• _DATA RECORDS_:
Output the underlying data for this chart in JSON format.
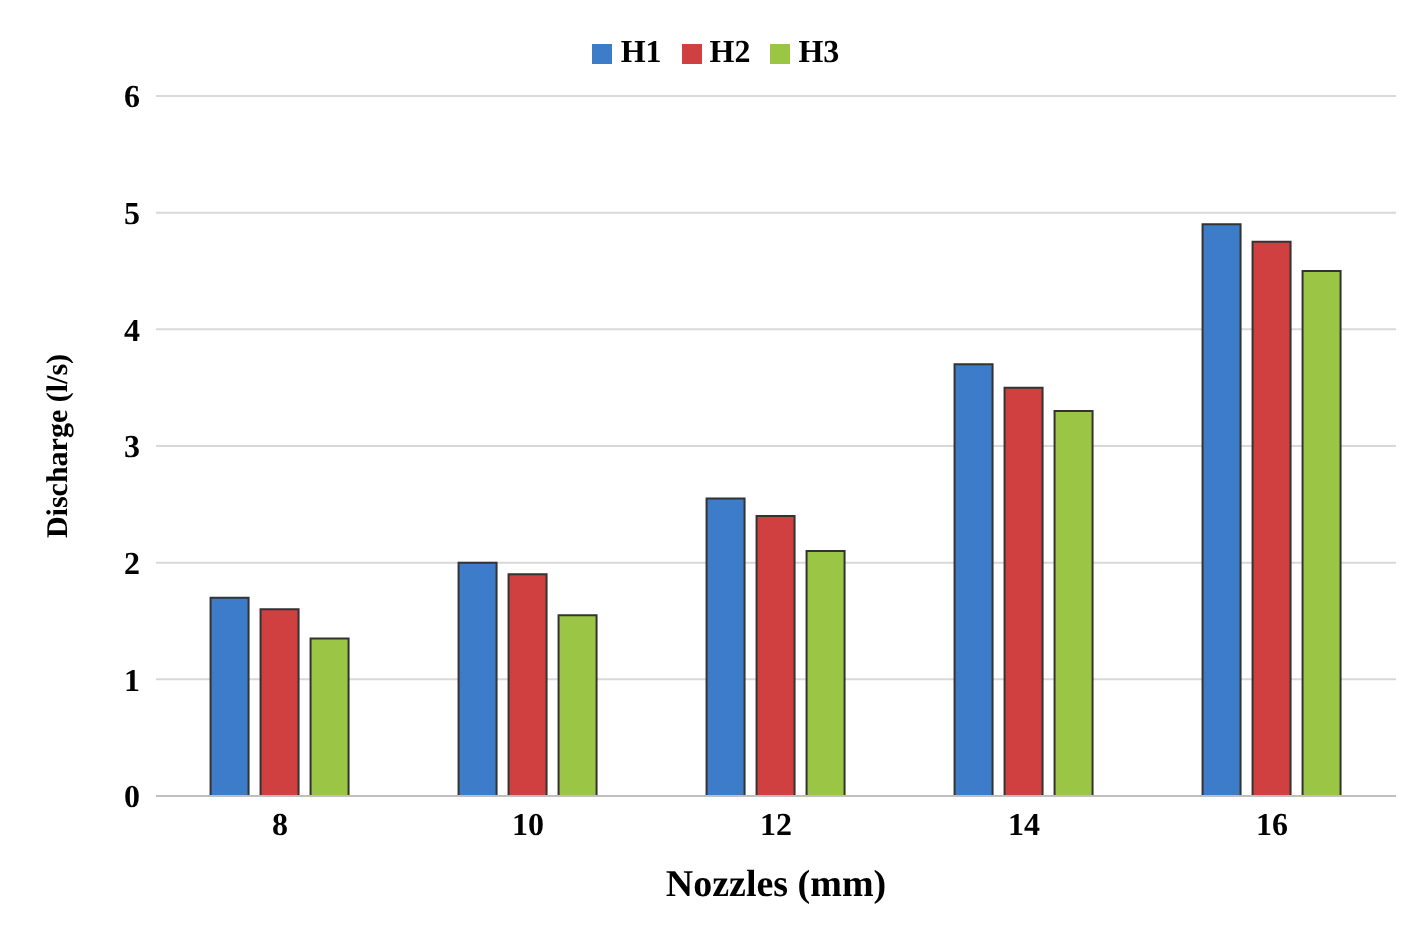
{
  "chart_data": {
    "type": "bar",
    "xlabel": "Nozzles (mm)",
    "ylabel": "Discharge (l/s)",
    "categories": [
      "8",
      "10",
      "12",
      "14",
      "16"
    ],
    "series": [
      {
        "name": "H1",
        "color": "#3d7cc9",
        "values": [
          1.7,
          2.0,
          2.55,
          3.7,
          4.9
        ]
      },
      {
        "name": "H2",
        "color": "#d04040",
        "values": [
          1.6,
          1.9,
          2.4,
          3.5,
          4.75
        ]
      },
      {
        "name": "H3",
        "color": "#9bc545",
        "values": [
          1.35,
          1.55,
          2.1,
          3.3,
          4.5
        ]
      }
    ],
    "ylim": [
      0,
      6
    ],
    "yticks": [
      0,
      1,
      2,
      3,
      4,
      5,
      6
    ],
    "grid": "y",
    "legend": "top"
  }
}
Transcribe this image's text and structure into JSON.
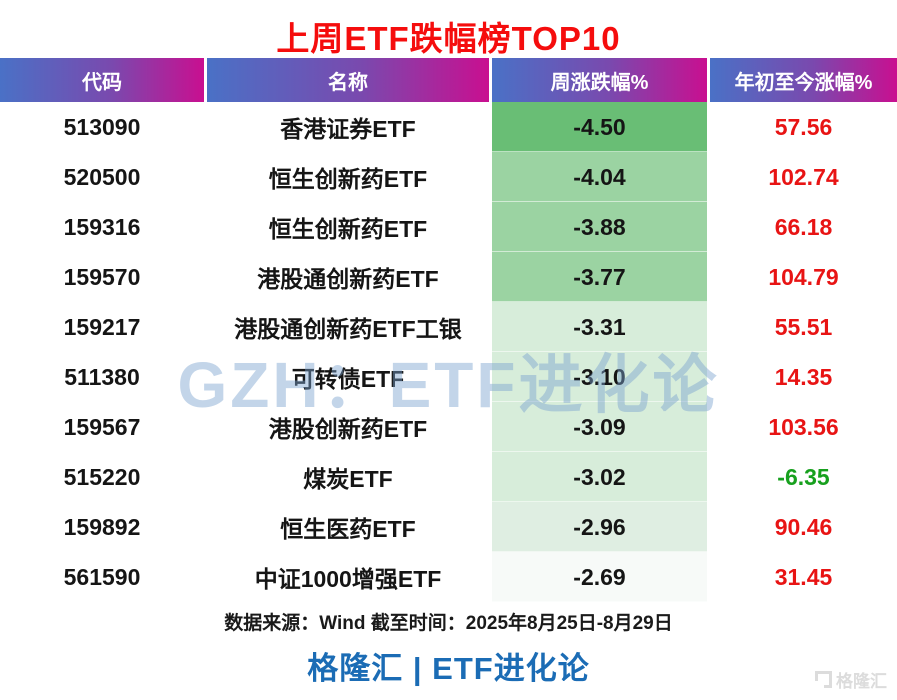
{
  "title": {
    "text": "上周ETF跌幅榜TOP10",
    "color": "#f50d0d"
  },
  "table": {
    "columns": [
      "代码",
      "名称",
      "周涨跌幅%",
      "年初至今涨幅%"
    ],
    "rows": [
      {
        "code": "513090",
        "name": "香港证券ETF",
        "week": "-4.50",
        "ytd": "57.56",
        "week_bg": "#69be75"
      },
      {
        "code": "520500",
        "name": "恒生创新药ETF",
        "week": "-4.04",
        "ytd": "102.74",
        "week_bg": "#9bd3a2"
      },
      {
        "code": "159316",
        "name": "恒生创新药ETF",
        "week": "-3.88",
        "ytd": "66.18",
        "week_bg": "#9bd3a2"
      },
      {
        "code": "159570",
        "name": "港股通创新药ETF",
        "week": "-3.77",
        "ytd": "104.79",
        "week_bg": "#9bd3a2"
      },
      {
        "code": "159217",
        "name": "港股通创新药ETF工银",
        "week": "-3.31",
        "ytd": "55.51",
        "week_bg": "#d7edda"
      },
      {
        "code": "511380",
        "name": "可转债ETF",
        "week": "-3.10",
        "ytd": "14.35",
        "week_bg": "#d7edda"
      },
      {
        "code": "159567",
        "name": "港股创新药ETF",
        "week": "-3.09",
        "ytd": "103.56",
        "week_bg": "#d7edda"
      },
      {
        "code": "515220",
        "name": "煤炭ETF",
        "week": "-3.02",
        "ytd": "-6.35",
        "week_bg": "#d7edda"
      },
      {
        "code": "159892",
        "name": "恒生医药ETF",
        "week": "-2.96",
        "ytd": "90.46",
        "week_bg": "#dfeee2"
      },
      {
        "code": "561590",
        "name": "中证1000增强ETF",
        "week": "-2.69",
        "ytd": "31.45",
        "week_bg": "#f7faf8"
      }
    ]
  },
  "footer": {
    "source": "数据来源：Wind 截至时间：2025年8月25日-8月29日",
    "brand": "格隆汇 | ETF进化论"
  },
  "watermarks": {
    "center": "GZH：ETF进化论",
    "corner_text": "格隆汇"
  },
  "colors": {
    "title_red": "#f50d0d",
    "header_gradient_left": "#4a71c6",
    "header_gradient_right": "#c90f90",
    "value_red": "#e81414",
    "value_green": "#17a01e",
    "brand_blue": "#1b6cb5",
    "heat_dark_green": "#69be75",
    "heat_mid_green": "#9bd3a2",
    "heat_light_green": "#d7edda",
    "heat_near_white": "#f7faf8"
  },
  "chart_data": {
    "type": "table",
    "title": "上周ETF跌幅榜TOP10",
    "columns": [
      "代码",
      "名称",
      "周涨跌幅%",
      "年初至今涨幅%"
    ],
    "rows": [
      [
        "513090",
        "香港证券ETF",
        -4.5,
        57.56
      ],
      [
        "520500",
        "恒生创新药ETF",
        -4.04,
        102.74
      ],
      [
        "159316",
        "恒生创新药ETF",
        -3.88,
        66.18
      ],
      [
        "159570",
        "港股通创新药ETF",
        -3.77,
        104.79
      ],
      [
        "159217",
        "港股通创新药ETF工银",
        -3.31,
        55.51
      ],
      [
        "511380",
        "可转债ETF",
        -3.1,
        14.35
      ],
      [
        "159567",
        "港股创新药ETF",
        -3.09,
        103.56
      ],
      [
        "515220",
        "煤炭ETF",
        -3.02,
        -6.35
      ],
      [
        "159892",
        "恒生医药ETF",
        -2.96,
        90.46
      ],
      [
        "561590",
        "中证1000增强ETF",
        -2.69,
        31.45
      ]
    ],
    "notes": "周涨跌幅% column uses a green heatmap: darker = larger weekly decline; 年初至今涨幅% shown red when positive, green when negative",
    "source": "数据来源：Wind 截至时间：2025年8月25日-8月29日"
  }
}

• _GIVEN PROBLEM_: Give back each entry exactly as it appears, with no pictures.

• _RESULT_:
Output the underlying data for this chart in JSON format.
{
  "chart_data": {
    "type": "bar",
    "xlabel": "Nozzles (mm)",
    "ylabel": "Discharge (l/s)",
    "categories": [
      "8",
      "10",
      "12",
      "14",
      "16"
    ],
    "series": [
      {
        "name": "H1",
        "color": "#3d7cc9",
        "values": [
          1.7,
          2.0,
          2.55,
          3.7,
          4.9
        ]
      },
      {
        "name": "H2",
        "color": "#d04040",
        "values": [
          1.6,
          1.9,
          2.4,
          3.5,
          4.75
        ]
      },
      {
        "name": "H3",
        "color": "#9bc545",
        "values": [
          1.35,
          1.55,
          2.1,
          3.3,
          4.5
        ]
      }
    ],
    "ylim": [
      0,
      6
    ],
    "yticks": [
      0,
      1,
      2,
      3,
      4,
      5,
      6
    ],
    "grid": "y",
    "legend": "top"
  }
}
Transcribe this image's text and structure into JSON.
{
  "title": {
    "text": "上周ETF跌幅榜TOP10",
    "color": "#f50d0d"
  },
  "table": {
    "columns": [
      "代码",
      "名称",
      "周涨跌幅%",
      "年初至今涨幅%"
    ],
    "rows": [
      {
        "code": "513090",
        "name": "香港证券ETF",
        "week": "-4.50",
        "ytd": "57.56",
        "week_bg": "#69be75"
      },
      {
        "code": "520500",
        "name": "恒生创新药ETF",
        "week": "-4.04",
        "ytd": "102.74",
        "week_bg": "#9bd3a2"
      },
      {
        "code": "159316",
        "name": "恒生创新药ETF",
        "week": "-3.88",
        "ytd": "66.18",
        "week_bg": "#9bd3a2"
      },
      {
        "code": "159570",
        "name": "港股通创新药ETF",
        "week": "-3.77",
        "ytd": "104.79",
        "week_bg": "#9bd3a2"
      },
      {
        "code": "159217",
        "name": "港股通创新药ETF工银",
        "week": "-3.31",
        "ytd": "55.51",
        "week_bg": "#d7edda"
      },
      {
        "code": "511380",
        "name": "可转债ETF",
        "week": "-3.10",
        "ytd": "14.35",
        "week_bg": "#d7edda"
      },
      {
        "code": "159567",
        "name": "港股创新药ETF",
        "week": "-3.09",
        "ytd": "103.56",
        "week_bg": "#d7edda"
      },
      {
        "code": "515220",
        "name": "煤炭ETF",
        "week": "-3.02",
        "ytd": "-6.35",
        "week_bg": "#d7edda"
      },
      {
        "code": "159892",
        "name": "恒生医药ETF",
        "week": "-2.96",
        "ytd": "90.46",
        "week_bg": "#dfeee2"
      },
      {
        "code": "561590",
        "name": "中证1000增强ETF",
        "week": "-2.69",
        "ytd": "31.45",
        "week_bg": "#f7faf8"
      }
    ]
  },
  "footer": {
    "source": "数据来源：Wind 截至时间：2025年8月25日-8月29日",
    "brand": "格隆汇 | ETF进化论"
  },
  "watermarks": {
    "center": "GZH：ETF进化论",
    "corner_text": "格隆汇"
  },
  "colors": {
    "title_red": "#f50d0d",
    "header_gradient_left": "#4a71c6",
    "header_gradient_right": "#c90f90",
    "value_red": "#e81414",
    "value_green": "#17a01e",
    "brand_blue": "#1b6cb5",
    "heat_dark_green": "#69be75",
    "heat_mid_green": "#9bd3a2",
    "heat_light_green": "#d7edda",
    "heat_near_white": "#f7faf8"
  },
  "chart_data": {
    "type": "table",
    "title": "上周ETF跌幅榜TOP10",
    "columns": [
      "代码",
      "名称",
      "周涨跌幅%",
      "年初至今涨幅%"
    ],
    "rows": [
      [
        "513090",
        "香港证券ETF",
        -4.5,
        57.56
      ],
      [
        "520500",
        "恒生创新药ETF",
        -4.04,
        102.74
      ],
      [
        "159316",
        "恒生创新药ETF",
        -3.88,
        66.18
      ],
      [
        "159570",
        "港股通创新药ETF",
        -3.77,
        104.79
      ],
      [
        "159217",
        "港股通创新药ETF工银",
        -3.31,
        55.51
      ],
      [
        "511380",
        "可转债ETF",
        -3.1,
        14.35
      ],
      [
        "159567",
        "港股创新药ETF",
        -3.09,
        103.56
      ],
      [
        "515220",
        "煤炭ETF",
        -3.02,
        -6.35
      ],
      [
        "159892",
        "恒生医药ETF",
        -2.96,
        90.46
      ],
      [
        "561590",
        "中证1000增强ETF",
        -2.69,
        31.45
      ]
    ],
    "notes": "周涨跌幅% column uses a green heatmap: darker = larger weekly decline; 年初至今涨幅% shown red when positive, green when negative",
    "source": "数据来源：Wind 截至时间：2025年8月25日-8月29日"
  }
}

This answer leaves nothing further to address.